Excerpt provided:
The same writer describes another sacrifice either to Isis or Athor, to a "goddess whom they regard as the greatest, and honor with the chiefest festival. When they have flayed their steer they pray, and when their prayer is ended, they take the paunch of the animal out entire, leaving the intestines and the fat inside the body; they then cut off the legs, the ends of the loins, the shoulders, and the neck; and having so done, they fill the body of the steer with clean bread, honey, raisins, figs, frankincense, myrrh, and other aromatics. Thus filled, they burn the body, pouring over it great quantities of oil. Before offering the sacrifice, they fast, and while the bodies of the victims are being consumed they beat themselves. Afterwards, when they have concluded this part of the ceremony, they have the other parts of the victim served up to them for a repast.”
In one of Dümichen's volumes is a series of plates representing the whole process of slaying an animal for sacrifice-a duty distributed among several priests.
As the Egyptians had many gods, so they had numerous religious festivals; and all great events in the nation-such as the coronation of a king, the appointment of any man to high office, the return of the army from battle-were interwoven with appropriate sacrifices.
Besides certain fixed festivals in the year, they had a daily sacrifice offered in the temple by the chief priest, accompanied by a prayer for the welfare of the monarch, in the presence of the people.
One can but lament that such ordinances were not directed to the one true and only God, rather than to some imaginative being represented by a figure of stone or a living animal I Among their yearly festivals, one of the most prominent was that connected with the rise of the river Nile. As their harvest, and indeed almost their existence, depended upon the rising of the Nile, it is not surprising that among their many gods,' one of them should represent the Nile.
His name was HAPI, or HAPIMON, god of the Nile. He is crowned with the two water-plants, representing Upper and Lower Egypt, and carries them also in one of his hands. In the other he carries vases of the fruits of the earth as being produced by the waters of the river over which he presides.

Supplied data:
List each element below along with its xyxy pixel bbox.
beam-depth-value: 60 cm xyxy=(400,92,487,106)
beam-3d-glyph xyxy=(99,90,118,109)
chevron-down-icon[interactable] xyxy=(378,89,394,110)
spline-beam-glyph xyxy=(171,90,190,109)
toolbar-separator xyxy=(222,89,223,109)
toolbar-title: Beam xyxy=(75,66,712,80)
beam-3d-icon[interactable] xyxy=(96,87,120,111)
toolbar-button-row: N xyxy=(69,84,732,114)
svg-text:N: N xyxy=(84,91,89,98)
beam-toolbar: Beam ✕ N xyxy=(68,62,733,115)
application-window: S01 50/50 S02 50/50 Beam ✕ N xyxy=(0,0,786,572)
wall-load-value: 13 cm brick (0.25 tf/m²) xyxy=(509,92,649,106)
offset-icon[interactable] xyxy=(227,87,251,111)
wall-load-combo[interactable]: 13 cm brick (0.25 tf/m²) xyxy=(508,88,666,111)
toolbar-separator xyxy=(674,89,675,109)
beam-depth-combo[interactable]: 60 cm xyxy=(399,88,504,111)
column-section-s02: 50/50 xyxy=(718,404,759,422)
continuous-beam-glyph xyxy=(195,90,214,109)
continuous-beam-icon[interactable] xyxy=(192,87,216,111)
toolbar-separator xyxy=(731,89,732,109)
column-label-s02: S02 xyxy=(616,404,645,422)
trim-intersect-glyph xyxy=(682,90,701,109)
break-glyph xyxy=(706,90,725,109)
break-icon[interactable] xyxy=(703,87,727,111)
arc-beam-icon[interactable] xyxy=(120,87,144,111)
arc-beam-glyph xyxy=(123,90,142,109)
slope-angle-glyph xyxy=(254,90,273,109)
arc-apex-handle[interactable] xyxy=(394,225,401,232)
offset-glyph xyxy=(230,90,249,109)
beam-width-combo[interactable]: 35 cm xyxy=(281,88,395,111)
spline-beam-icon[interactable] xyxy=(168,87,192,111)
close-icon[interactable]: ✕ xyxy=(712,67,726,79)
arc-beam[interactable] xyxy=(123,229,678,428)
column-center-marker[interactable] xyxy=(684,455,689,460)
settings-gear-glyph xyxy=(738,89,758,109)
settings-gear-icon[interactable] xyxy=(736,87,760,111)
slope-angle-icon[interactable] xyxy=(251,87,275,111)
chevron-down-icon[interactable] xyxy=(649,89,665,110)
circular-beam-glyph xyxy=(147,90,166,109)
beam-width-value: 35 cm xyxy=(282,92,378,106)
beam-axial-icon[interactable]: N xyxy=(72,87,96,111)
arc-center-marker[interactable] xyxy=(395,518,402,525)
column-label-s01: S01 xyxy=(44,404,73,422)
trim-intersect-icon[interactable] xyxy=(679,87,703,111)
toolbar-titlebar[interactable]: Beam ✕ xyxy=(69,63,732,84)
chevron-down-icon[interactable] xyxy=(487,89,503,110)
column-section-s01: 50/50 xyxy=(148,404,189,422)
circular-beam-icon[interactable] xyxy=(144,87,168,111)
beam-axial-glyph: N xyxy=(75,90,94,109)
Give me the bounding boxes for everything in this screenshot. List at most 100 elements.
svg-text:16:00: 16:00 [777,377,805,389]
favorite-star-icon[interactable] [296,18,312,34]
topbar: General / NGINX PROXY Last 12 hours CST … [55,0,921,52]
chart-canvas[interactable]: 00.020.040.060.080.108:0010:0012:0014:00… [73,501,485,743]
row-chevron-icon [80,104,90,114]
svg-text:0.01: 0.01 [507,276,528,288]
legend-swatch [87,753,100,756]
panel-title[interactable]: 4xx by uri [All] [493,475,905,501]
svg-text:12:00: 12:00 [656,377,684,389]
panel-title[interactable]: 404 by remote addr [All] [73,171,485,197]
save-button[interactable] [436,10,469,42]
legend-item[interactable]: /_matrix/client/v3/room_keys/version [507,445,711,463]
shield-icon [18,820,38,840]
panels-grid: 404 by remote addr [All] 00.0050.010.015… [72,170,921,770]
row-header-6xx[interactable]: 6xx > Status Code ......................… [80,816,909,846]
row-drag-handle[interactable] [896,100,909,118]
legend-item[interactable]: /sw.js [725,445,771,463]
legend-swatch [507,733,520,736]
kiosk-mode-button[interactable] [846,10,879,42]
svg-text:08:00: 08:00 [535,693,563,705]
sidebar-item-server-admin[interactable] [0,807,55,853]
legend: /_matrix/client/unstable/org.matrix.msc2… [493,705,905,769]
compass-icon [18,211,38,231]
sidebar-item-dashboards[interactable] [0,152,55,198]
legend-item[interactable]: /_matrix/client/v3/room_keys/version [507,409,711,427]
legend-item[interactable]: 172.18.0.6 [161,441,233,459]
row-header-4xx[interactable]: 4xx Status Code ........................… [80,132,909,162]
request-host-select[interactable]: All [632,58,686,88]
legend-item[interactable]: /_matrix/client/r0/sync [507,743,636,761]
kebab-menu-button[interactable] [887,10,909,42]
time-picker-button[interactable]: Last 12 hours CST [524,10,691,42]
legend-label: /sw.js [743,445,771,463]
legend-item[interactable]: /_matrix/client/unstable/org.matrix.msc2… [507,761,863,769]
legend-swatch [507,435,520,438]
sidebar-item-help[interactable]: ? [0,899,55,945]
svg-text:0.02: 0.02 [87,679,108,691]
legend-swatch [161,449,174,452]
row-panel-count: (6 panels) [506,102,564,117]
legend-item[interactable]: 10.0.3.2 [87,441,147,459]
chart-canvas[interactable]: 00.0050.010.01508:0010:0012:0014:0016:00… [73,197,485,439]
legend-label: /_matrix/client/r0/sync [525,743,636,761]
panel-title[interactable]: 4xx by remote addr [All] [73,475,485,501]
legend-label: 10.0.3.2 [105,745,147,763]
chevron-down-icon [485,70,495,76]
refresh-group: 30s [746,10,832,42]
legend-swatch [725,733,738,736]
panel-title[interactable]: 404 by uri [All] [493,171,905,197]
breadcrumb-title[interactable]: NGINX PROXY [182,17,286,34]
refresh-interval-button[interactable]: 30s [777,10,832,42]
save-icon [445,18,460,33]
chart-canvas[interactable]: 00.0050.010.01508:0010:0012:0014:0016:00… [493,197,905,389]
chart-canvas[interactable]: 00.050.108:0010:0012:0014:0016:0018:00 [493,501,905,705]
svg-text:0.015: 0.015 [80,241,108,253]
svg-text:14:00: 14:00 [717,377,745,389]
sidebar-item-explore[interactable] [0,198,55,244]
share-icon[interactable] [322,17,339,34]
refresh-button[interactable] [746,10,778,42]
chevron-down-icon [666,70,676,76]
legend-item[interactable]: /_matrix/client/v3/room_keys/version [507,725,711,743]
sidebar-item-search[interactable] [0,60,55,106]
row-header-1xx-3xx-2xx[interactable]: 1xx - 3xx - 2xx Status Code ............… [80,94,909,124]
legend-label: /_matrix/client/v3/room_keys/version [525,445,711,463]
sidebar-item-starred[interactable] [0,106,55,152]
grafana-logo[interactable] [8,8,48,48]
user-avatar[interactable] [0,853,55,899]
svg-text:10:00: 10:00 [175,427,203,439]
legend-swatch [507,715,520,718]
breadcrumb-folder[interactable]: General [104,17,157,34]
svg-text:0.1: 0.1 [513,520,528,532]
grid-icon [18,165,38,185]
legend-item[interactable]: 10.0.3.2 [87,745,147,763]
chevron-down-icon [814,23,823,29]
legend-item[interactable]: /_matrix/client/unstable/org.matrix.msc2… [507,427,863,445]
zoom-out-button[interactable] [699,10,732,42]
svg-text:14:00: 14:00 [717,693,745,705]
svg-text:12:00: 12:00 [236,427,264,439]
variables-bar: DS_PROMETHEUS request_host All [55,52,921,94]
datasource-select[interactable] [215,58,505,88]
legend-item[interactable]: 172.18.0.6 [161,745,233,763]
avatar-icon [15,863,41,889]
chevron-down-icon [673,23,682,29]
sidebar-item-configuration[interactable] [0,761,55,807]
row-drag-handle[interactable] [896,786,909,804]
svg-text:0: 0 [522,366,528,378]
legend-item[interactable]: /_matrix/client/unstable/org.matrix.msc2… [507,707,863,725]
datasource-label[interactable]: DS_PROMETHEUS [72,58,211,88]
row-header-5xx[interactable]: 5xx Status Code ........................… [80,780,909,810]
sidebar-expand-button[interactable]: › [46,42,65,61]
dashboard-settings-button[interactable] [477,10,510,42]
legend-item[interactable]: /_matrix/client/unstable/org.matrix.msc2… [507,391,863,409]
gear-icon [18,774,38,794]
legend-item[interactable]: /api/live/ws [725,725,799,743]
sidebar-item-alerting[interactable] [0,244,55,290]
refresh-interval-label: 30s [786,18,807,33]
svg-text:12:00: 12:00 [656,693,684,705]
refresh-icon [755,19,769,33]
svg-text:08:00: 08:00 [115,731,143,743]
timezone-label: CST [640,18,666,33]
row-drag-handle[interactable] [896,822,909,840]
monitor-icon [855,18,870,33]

Exercise:
From the passage on Egyptian sacrifices, extract everything from "As the Egyptians" down to "with appropriate sacrifices." without any changes.

Complete output:
As the Egyptians had many gods, so they had numerous religious festivals; and all great events in the nation-such as the coronation of a king, the appointment of any man to high office, the return of the army from battle-were interwoven with appropriate sacrifices.